:: Task statement ::
Give the rows starting at the line that contains "UI element localization: list" and ending at the line that contains "metric-help-mark: ? — [313, 245, 318, 255]" as a Markdown table with the columns No. and Line. Number each row and leave out any blank lines.

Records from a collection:

------------------------------------------------------------

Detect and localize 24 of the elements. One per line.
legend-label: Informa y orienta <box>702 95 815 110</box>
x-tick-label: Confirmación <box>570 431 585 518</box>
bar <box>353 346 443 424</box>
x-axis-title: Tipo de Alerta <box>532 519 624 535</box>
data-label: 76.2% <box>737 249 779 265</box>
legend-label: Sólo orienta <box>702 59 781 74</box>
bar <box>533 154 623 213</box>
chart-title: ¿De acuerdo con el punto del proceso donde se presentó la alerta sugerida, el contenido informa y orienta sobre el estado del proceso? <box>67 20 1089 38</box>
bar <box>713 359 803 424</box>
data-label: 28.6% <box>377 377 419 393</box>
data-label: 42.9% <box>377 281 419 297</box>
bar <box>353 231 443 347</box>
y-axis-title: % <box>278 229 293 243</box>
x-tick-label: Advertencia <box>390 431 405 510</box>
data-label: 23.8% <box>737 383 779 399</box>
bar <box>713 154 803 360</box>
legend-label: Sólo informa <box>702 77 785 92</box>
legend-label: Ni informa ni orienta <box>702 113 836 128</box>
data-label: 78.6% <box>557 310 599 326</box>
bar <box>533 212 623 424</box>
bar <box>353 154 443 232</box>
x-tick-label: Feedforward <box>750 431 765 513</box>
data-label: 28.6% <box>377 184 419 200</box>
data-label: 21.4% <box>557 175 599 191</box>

------------------------------------------------------------

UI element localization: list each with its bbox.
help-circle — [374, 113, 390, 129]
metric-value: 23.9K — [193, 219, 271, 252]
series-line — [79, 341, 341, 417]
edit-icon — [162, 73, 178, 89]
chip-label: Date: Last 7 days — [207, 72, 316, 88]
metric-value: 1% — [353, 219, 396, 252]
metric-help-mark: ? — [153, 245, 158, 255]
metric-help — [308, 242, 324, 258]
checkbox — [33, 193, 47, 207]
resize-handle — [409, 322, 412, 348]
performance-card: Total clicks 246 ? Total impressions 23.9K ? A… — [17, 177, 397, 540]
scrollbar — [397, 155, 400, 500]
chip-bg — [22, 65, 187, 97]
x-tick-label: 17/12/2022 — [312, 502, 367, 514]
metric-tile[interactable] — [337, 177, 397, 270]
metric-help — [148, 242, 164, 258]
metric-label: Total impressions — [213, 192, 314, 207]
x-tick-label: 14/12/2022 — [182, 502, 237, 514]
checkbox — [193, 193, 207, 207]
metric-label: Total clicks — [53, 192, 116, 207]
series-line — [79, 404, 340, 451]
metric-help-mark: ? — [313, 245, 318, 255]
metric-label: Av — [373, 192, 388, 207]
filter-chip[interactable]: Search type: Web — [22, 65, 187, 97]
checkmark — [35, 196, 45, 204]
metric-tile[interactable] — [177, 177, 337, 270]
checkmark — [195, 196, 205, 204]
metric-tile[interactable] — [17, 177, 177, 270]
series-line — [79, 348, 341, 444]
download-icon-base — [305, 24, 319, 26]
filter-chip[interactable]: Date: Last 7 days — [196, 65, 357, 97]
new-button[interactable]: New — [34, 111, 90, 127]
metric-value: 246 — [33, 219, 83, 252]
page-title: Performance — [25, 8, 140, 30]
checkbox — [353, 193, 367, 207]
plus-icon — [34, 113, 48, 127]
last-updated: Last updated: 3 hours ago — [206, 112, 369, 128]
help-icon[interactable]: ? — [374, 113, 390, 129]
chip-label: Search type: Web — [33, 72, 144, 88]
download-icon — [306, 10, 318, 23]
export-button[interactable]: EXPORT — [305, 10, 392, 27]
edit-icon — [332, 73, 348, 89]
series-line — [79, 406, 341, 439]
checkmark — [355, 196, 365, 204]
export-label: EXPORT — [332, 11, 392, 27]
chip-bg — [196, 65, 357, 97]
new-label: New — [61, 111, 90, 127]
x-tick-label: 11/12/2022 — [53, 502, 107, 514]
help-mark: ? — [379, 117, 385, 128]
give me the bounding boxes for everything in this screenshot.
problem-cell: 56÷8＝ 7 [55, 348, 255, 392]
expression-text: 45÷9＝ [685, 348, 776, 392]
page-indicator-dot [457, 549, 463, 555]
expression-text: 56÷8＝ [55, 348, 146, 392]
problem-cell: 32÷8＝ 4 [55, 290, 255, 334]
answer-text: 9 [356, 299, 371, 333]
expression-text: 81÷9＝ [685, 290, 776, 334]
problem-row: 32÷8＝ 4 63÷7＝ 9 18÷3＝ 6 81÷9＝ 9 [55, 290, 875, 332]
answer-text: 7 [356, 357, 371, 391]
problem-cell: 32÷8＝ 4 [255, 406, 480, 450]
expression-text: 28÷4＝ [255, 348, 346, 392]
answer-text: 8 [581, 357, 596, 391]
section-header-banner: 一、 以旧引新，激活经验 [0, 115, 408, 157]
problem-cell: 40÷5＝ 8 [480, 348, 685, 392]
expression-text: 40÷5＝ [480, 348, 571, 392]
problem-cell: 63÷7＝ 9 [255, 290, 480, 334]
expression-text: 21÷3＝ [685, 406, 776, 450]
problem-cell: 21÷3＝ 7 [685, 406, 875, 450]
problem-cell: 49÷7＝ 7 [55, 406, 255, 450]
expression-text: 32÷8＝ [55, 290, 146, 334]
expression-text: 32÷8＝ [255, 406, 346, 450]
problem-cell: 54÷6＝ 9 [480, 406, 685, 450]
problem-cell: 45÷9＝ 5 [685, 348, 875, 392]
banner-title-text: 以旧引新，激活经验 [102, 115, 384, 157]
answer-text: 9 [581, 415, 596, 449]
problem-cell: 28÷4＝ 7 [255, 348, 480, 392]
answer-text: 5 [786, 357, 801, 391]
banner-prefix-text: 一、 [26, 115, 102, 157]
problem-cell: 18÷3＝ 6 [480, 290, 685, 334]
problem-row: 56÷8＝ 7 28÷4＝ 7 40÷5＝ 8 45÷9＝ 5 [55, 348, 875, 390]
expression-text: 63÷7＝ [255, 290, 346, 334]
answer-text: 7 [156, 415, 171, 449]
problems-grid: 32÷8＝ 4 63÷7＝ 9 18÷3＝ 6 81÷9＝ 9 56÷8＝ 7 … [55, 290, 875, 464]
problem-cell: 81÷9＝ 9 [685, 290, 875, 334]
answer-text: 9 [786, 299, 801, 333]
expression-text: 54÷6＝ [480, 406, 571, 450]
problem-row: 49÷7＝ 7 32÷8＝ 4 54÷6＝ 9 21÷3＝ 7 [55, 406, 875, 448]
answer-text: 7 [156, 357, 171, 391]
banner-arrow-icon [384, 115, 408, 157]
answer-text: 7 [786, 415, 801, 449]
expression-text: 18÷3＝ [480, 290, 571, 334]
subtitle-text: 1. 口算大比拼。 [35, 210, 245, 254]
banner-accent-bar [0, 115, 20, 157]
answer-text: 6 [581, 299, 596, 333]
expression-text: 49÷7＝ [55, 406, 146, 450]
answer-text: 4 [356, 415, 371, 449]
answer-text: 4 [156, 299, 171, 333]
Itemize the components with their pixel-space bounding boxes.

------------------------------------------------------------

:: Written response ::
| No. | Line |
|---|---|
| 1 | UI element localization: list each with its bbox. |
| 2 | help-circle — [374, 113, 390, 129] |
| 3 | metric-value: 23.9K — [193, 219, 271, 252] |
| 4 | series-line — [79, 341, 341, 417] |
| 5 | edit-icon — [162, 73, 178, 89] |
| 6 | chip-label: Date: Last 7 days — [207, 72, 316, 88] |
| 7 | metric-value: 1% — [353, 219, 396, 252] |
| 8 | metric-help-mark: ? — [153, 245, 158, 255] |
| 9 | metric-help — [308, 242, 324, 258] |
| 10 | checkbox — [33, 193, 47, 207] |
| 11 | resize-handle — [409, 322, 412, 348] |
| 12 | performance-card: Total clicks 246 ? Total impressions 23.9K ? A… — [17, 177, 397, 540] |
| 13 | scrollbar — [397, 155, 400, 500] |
| 14 | chip-bg — [22, 65, 187, 97] |
| 15 | x-tick-label: 17/12/2022 — [312, 502, 367, 514] |
| 16 | metric-tile[interactable] — [337, 177, 397, 270] |
| 17 | metric-help — [148, 242, 164, 258] |
| 18 | metric-label: Total impressions — [213, 192, 314, 207] |
| 19 | x-tick-label: 14/12/2022 — [182, 502, 237, 514] |
| 20 | checkbox — [193, 193, 207, 207] |
| 21 | metric-label: Total clicks — [53, 192, 116, 207] |
| 22 | series-line — [79, 404, 340, 451] |
| 23 | metric-help-mark: ? — [313, 245, 318, 255] |